━━ PROVIDED DATA

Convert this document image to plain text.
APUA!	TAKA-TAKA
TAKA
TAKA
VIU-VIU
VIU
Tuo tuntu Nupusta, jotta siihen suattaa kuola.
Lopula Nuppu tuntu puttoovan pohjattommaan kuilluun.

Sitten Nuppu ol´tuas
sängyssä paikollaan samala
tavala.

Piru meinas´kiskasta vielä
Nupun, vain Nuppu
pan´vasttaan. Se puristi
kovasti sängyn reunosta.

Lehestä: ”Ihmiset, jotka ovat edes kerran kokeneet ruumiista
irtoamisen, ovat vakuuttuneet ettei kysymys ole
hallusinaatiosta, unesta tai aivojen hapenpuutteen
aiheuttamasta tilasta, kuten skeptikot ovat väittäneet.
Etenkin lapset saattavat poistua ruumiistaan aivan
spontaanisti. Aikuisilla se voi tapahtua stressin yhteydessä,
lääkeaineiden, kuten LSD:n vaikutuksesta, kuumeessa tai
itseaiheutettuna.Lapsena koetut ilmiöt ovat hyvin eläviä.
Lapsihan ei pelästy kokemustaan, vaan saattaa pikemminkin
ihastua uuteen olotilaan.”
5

━━━━

TASK GOAL. Print the whole listing exactly as it is.

TASK SOLUTION.
Convert this document image to plain text.
APUA!	TAKA-TAKA
TAKA
TAKA
VIU-VIU
VIU
Tuo tuntu Nupusta, jotta siihen suattaa kuola.
Lopula Nuppu tuntu puttoovan pohjattommaan kuilluun.

Sitten Nuppu ol´tuas
sängyssä paikollaan samala
tavala.

Piru meinas´kiskasta vielä
Nupun, vain Nuppu
pan´vasttaan. Se puristi
kovasti sängyn reunosta.

Lehestä: ”Ihmiset, jotka ovat edes kerran kokeneet ruumiista
irtoamisen, ovat vakuuttuneet ettei kysymys ole
hallusinaatiosta, unesta tai aivojen hapenpuutteen
aiheuttamasta tilasta, kuten skeptikot ovat väittäneet.
Etenkin lapset saattavat poistua ruumiistaan aivan
spontaanisti. Aikuisilla se voi tapahtua stressin yhteydessä,
lääkeaineiden, kuten LSD:n vaikutuksesta, kuumeessa tai
itseaiheutettuna.Lapsena koetut ilmiöt ovat hyvin eläviä.
Lapsihan ei pelästy kokemustaan, vaan saattaa pikemminkin
ihastua uuteen olotilaan.”
5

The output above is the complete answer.